### SHORT TASK
Return every record exactly as written.
═══
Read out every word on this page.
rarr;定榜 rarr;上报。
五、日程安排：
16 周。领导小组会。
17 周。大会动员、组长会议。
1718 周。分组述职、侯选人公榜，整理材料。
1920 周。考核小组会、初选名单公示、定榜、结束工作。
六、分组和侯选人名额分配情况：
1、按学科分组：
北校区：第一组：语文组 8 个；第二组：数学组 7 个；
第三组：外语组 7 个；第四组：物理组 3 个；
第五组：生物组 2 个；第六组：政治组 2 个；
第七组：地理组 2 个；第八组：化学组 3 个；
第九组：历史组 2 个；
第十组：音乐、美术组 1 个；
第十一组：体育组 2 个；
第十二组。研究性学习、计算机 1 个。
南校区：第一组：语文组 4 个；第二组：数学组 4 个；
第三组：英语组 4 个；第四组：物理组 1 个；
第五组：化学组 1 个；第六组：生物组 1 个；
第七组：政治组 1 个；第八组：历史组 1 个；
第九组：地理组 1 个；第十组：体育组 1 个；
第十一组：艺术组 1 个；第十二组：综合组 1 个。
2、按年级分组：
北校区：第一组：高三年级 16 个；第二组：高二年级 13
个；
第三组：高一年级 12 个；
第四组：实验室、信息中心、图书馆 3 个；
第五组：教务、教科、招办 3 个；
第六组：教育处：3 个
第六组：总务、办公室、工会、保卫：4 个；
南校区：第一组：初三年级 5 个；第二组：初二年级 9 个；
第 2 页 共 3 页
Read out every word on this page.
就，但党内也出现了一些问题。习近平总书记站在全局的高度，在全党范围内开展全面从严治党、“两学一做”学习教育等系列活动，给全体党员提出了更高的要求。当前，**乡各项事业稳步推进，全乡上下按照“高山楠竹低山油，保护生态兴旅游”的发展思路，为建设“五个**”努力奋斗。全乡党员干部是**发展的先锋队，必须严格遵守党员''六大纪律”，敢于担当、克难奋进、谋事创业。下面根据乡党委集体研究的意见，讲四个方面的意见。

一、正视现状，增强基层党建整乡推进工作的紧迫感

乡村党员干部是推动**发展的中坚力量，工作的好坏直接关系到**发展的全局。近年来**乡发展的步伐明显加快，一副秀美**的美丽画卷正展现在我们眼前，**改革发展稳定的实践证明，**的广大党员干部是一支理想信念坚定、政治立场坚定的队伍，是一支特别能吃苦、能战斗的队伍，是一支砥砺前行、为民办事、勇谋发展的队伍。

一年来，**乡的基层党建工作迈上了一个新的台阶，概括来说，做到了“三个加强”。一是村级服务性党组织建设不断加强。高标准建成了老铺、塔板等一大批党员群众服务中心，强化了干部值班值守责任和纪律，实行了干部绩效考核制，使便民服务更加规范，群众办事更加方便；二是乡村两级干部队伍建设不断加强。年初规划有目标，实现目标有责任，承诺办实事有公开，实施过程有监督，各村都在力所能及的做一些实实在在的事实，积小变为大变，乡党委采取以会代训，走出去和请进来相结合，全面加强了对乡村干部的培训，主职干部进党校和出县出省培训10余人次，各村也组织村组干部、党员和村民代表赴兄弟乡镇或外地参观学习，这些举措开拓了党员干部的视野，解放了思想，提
═══
### PROBLEM SOLUTION
Read out every word on this page.
rarr;定榜 rarr;上报。
五、日程安排：
16 周。领导小组会。
17 周。大会动员、组长会议。
1718 周。分组述职、侯选人公榜，整理材料。
1920 周。考核小组会、初选名单公示、定榜、结束工作。
六、分组和侯选人名额分配情况：
1、按学科分组：
北校区：第一组：语文组 8 个；第二组：数学组 7 个；
第三组：外语组 7 个；第四组：物理组 3 个；
第五组：生物组 2 个；第六组：政治组 2 个；
第七组：地理组 2 个；第八组：化学组 3 个；
第九组：历史组 2 个；
第十组：音乐、美术组 1 个；
第十一组：体育组 2 个；
第十二组。研究性学习、计算机 1 个。
南校区：第一组：语文组 4 个；第二组：数学组 4 个；
第三组：英语组 4 个；第四组：物理组 1 个；
第五组：化学组 1 个；第六组：生物组 1 个；
第七组：政治组 1 个；第八组：历史组 1 个；
第九组：地理组 1 个；第十组：体育组 1 个；
第十一组：艺术组 1 个；第十二组：综合组 1 个。
2、按年级分组：
北校区：第一组：高三年级 16 个；第二组：高二年级 13
个；
第三组：高一年级 12 个；
第四组：实验室、信息中心、图书馆 3 个；
第五组：教务、教科、招办 3 个；
第六组：教育处：3 个
第六组：总务、办公室、工会、保卫：4 个；
南校区：第一组：初三年级 5 个；第二组：初二年级 9 个；
第 2 页 共 3 页
Read out every word on this page.
就，但党内也出现了一些问题。习近平总书记站在全局的高度，在全党范围内开展全面从严治党、“两学一做”学习教育等系列活动，给全体党员提出了更高的要求。当前，**乡各项事业稳步推进，全乡上下按照“高山楠竹低山油，保护生态兴旅游”的发展思路，为建设“五个**”努力奋斗。全乡党员干部是**发展的先锋队，必须严格遵守党员''六大纪律”，敢于担当、克难奋进、谋事创业。下面根据乡党委集体研究的意见，讲四个方面的意见。

一、正视现状，增强基层党建整乡推进工作的紧迫感

乡村党员干部是推动**发展的中坚力量，工作的好坏直接关系到**发展的全局。近年来**乡发展的步伐明显加快，一副秀美**的美丽画卷正展现在我们眼前，**改革发展稳定的实践证明，**的广大党员干部是一支理想信念坚定、政治立场坚定的队伍，是一支特别能吃苦、能战斗的队伍，是一支砥砺前行、为民办事、勇谋发展的队伍。

一年来，**乡的基层党建工作迈上了一个新的台阶，概括来说，做到了“三个加强”。一是村级服务性党组织建设不断加强。高标准建成了老铺、塔板等一大批党员群众服务中心，强化了干部值班值守责任和纪律，实行了干部绩效考核制，使便民服务更加规范，群众办事更加方便；二是乡村两级干部队伍建设不断加强。年初规划有目标，实现目标有责任，承诺办实事有公开，实施过程有监督，各村都在力所能及的做一些实实在在的事实，积小变为大变，乡党委采取以会代训，走出去和请进来相结合，全面加强了对乡村干部的培训，主职干部进党校和出县出省培训10余人次，各村也组织村组干部、党员和村民代表赴兄弟乡镇或外地参观学习，这些举措开拓了党员干部的视野，解放了思想，提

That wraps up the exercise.